> [DIRECTIVE]
Output an exact reproduction of the data.

* Begin *

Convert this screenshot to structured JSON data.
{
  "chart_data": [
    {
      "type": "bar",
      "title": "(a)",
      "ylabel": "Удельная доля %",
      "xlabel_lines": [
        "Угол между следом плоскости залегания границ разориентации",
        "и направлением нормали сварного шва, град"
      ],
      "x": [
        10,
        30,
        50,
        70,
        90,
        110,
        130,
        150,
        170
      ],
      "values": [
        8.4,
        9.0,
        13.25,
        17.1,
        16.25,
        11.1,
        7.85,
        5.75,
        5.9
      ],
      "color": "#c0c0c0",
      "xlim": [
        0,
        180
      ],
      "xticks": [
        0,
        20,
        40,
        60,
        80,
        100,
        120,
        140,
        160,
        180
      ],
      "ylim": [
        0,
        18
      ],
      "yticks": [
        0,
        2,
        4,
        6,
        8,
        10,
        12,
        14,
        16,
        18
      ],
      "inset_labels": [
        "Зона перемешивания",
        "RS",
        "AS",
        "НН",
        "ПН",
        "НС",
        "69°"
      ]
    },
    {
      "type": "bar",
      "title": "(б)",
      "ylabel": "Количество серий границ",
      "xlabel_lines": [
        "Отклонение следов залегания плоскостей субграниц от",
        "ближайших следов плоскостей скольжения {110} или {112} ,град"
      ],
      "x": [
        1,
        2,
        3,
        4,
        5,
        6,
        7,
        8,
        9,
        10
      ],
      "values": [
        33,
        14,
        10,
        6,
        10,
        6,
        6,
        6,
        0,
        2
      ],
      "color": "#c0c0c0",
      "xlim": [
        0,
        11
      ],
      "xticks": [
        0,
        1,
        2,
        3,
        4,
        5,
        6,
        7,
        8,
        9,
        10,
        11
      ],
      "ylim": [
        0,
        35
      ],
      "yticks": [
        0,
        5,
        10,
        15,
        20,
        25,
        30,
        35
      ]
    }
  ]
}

* End *

> [ANSWER TO THIS PROBLEM]
Convert this screenshot to structured JSON data.
{
  "chart_data": [
    {
      "type": "bar",
      "title": "(a)",
      "ylabel": "Удельная доля %",
      "xlabel_lines": [
        "Угол между следом плоскости залегания границ разориентации",
        "и направлением нормали сварного шва, град"
      ],
      "x": [
        10,
        30,
        50,
        70,
        90,
        110,
        130,
        150,
        170
      ],
      "values": [
        8.4,
        9.0,
        13.25,
        17.1,
        16.25,
        11.1,
        7.85,
        5.75,
        5.9
      ],
      "color": "#c0c0c0",
      "xlim": [
        0,
        180
      ],
      "xticks": [
        0,
        20,
        40,
        60,
        80,
        100,
        120,
        140,
        160,
        180
      ],
      "ylim": [
        0,
        18
      ],
      "yticks": [
        0,
        2,
        4,
        6,
        8,
        10,
        12,
        14,
        16,
        18
      ],
      "inset_labels": [
        "Зона перемешивания",
        "RS",
        "AS",
        "НН",
        "ПН",
        "НС",
        "69°"
      ]
    },
    {
      "type": "bar",
      "title": "(б)",
      "ylabel": "Количество серий границ",
      "xlabel_lines": [
        "Отклонение следов залегания плоскостей субграниц от",
        "ближайших следов плоскостей скольжения {110} или {112} ,град"
      ],
      "x": [
        1,
        2,
        3,
        4,
        5,
        6,
        7,
        8,
        9,
        10
      ],
      "values": [
        33,
        14,
        10,
        6,
        10,
        6,
        6,
        6,
        0,
        2
      ],
      "color": "#c0c0c0",
      "xlim": [
        0,
        11
      ],
      "xticks": [
        0,
        1,
        2,
        3,
        4,
        5,
        6,
        7,
        8,
        9,
        10,
        11
      ],
      "ylim": [
        0,
        35
      ],
      "yticks": [
        0,
        5,
        10,
        15,
        20,
        25,
        30,
        35
      ]
    }
  ]
}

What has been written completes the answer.